** Exercise instructions **
List every line in this data where the string "while" occurs.

** Exercise input **
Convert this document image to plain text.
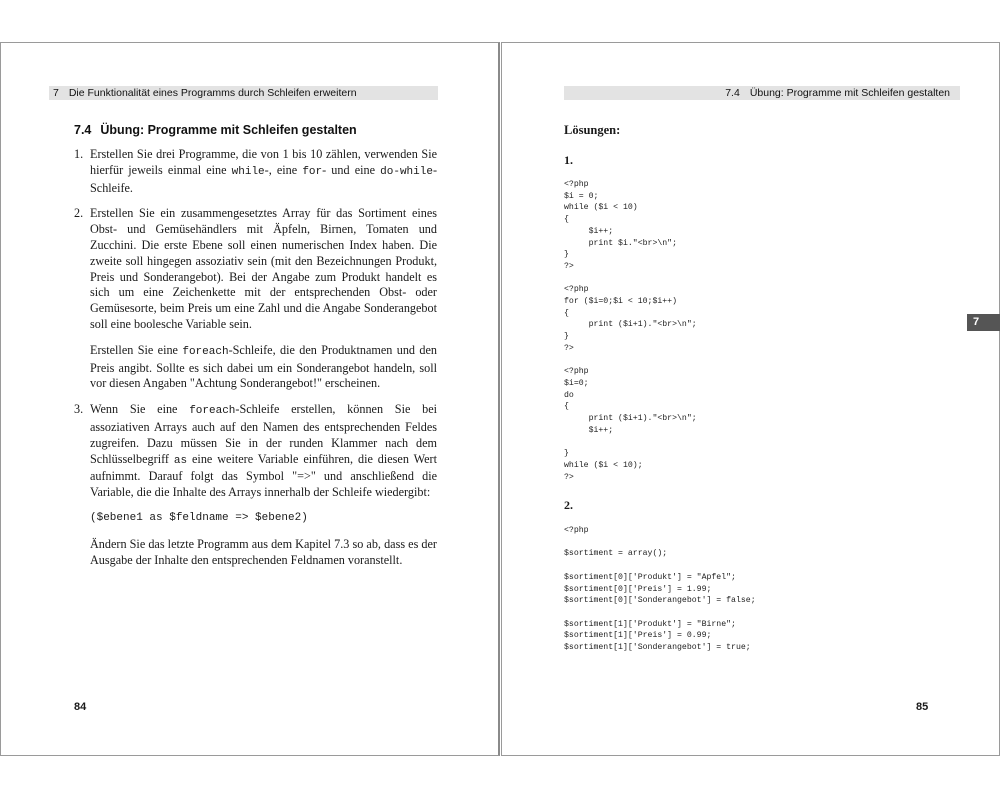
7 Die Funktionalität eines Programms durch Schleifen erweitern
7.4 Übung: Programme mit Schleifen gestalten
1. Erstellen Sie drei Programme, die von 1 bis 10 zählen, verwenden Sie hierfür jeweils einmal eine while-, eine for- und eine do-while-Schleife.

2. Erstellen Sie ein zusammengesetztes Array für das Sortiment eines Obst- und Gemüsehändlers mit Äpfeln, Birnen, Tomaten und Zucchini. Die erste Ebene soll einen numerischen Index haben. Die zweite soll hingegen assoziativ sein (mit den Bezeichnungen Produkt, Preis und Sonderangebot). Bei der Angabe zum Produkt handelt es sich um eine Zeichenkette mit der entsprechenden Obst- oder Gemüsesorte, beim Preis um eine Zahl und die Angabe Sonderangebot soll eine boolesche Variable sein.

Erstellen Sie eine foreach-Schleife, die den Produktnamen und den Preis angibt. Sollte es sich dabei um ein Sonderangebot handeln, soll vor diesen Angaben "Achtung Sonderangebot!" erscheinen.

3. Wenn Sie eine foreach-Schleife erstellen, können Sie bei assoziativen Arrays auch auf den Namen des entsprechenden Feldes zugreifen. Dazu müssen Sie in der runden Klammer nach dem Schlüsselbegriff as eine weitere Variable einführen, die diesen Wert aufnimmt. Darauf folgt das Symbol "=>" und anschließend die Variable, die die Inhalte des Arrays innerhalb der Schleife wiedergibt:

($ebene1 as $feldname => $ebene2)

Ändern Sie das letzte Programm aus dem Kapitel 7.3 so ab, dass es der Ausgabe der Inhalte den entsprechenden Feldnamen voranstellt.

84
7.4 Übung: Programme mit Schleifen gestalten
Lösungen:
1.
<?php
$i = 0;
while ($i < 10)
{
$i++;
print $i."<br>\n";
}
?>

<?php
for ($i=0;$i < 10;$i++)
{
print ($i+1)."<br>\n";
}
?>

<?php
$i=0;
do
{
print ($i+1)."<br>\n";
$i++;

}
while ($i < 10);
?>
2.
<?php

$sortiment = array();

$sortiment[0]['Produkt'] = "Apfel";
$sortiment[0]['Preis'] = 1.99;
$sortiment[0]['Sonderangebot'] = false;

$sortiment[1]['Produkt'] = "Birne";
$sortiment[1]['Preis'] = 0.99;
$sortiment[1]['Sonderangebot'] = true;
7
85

** Solution below **
1. Erstellen Sie drei Programme, die von 1 bis 10 zählen, verwenden Sie hierfür jeweils einmal eine while-, eine for- und eine do-while-Schleife.
while ($i < 10)
while ($i < 10);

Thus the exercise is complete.